Problem statement
Filter the data for lines with the word "this", then copy every line so identified.

Extracted entries
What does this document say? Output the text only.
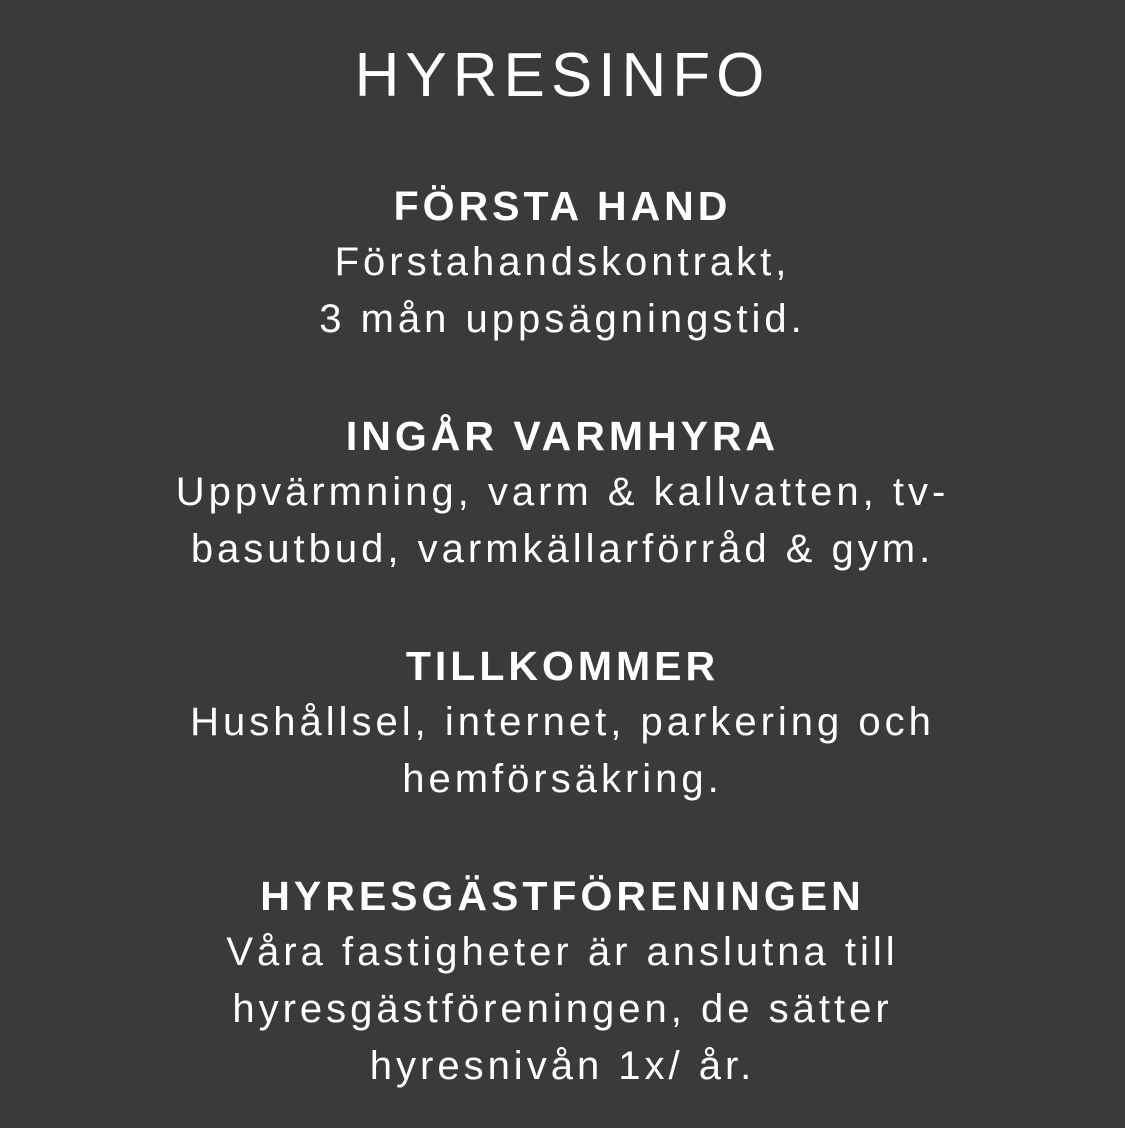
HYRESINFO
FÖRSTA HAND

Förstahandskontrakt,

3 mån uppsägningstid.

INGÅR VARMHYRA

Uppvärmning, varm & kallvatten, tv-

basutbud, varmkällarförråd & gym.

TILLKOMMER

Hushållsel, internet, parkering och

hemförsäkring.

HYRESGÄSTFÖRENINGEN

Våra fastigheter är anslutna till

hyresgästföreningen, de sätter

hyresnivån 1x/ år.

==

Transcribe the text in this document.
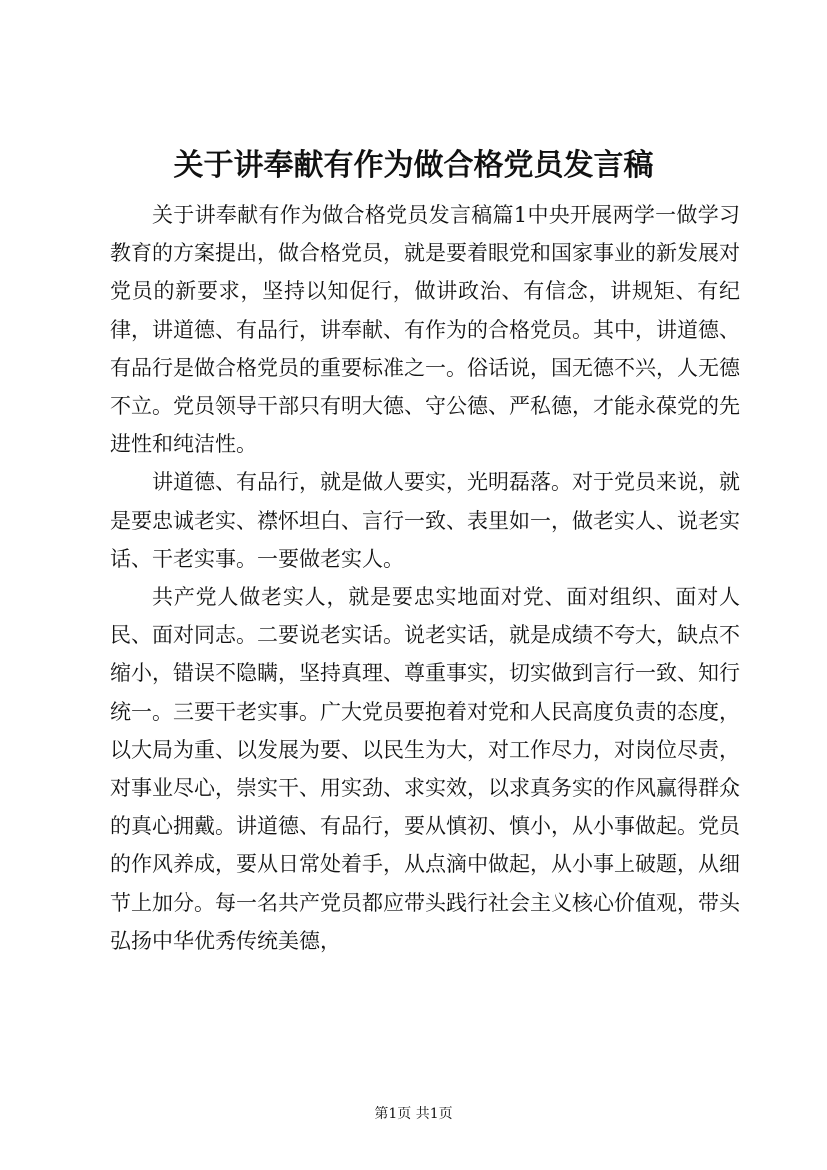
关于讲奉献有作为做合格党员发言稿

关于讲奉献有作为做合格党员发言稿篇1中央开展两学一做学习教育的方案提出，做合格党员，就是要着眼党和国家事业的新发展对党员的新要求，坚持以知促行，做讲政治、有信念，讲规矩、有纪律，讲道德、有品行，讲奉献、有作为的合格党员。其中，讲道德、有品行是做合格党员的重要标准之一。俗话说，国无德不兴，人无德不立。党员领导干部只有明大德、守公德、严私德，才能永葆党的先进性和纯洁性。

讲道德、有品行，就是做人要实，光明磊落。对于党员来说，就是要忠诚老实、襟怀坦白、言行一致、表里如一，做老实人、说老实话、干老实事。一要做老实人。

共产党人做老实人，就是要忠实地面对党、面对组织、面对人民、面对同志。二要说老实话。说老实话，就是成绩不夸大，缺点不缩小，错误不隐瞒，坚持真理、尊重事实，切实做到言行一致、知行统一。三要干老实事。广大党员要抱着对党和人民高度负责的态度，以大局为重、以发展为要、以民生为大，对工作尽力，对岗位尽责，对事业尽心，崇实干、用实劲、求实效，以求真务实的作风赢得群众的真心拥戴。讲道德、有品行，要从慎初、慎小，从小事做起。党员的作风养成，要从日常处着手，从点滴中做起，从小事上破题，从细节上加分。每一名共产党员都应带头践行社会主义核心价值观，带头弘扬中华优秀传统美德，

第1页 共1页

==

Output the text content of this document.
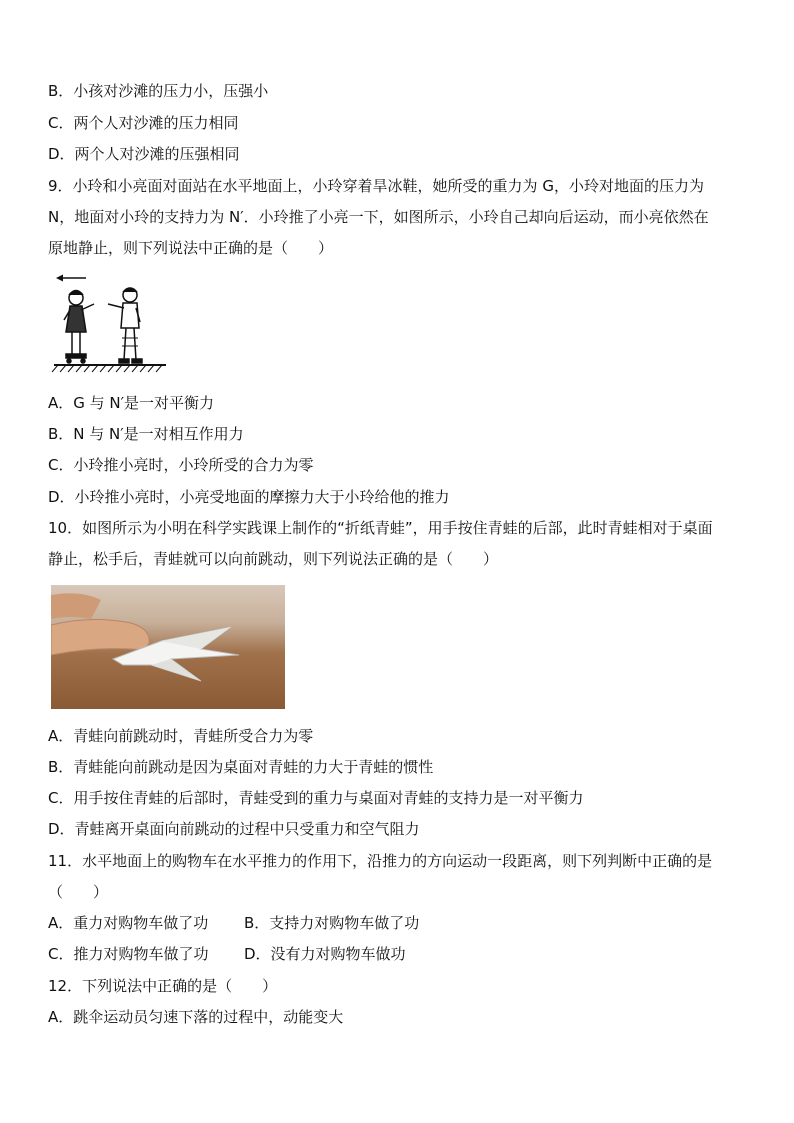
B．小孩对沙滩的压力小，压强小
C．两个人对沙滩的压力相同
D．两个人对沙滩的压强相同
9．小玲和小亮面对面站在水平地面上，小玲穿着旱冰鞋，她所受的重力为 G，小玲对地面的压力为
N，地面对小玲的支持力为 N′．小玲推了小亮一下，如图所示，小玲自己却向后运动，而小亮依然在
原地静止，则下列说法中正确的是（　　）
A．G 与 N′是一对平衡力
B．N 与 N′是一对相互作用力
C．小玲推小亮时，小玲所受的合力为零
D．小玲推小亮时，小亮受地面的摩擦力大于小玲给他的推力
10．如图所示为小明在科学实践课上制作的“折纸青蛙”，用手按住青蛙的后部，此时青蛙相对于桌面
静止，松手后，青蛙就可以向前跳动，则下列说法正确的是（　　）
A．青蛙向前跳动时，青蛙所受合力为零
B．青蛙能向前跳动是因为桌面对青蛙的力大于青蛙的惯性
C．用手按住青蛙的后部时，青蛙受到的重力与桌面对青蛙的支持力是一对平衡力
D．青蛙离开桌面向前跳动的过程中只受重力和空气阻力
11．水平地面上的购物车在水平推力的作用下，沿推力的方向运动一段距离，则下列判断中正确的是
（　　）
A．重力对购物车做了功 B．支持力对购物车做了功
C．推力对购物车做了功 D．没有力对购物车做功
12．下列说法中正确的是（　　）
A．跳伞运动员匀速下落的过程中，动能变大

Result
What does this document say? Output the text only.
Transcribe the text in this document.
Output the text content of this document.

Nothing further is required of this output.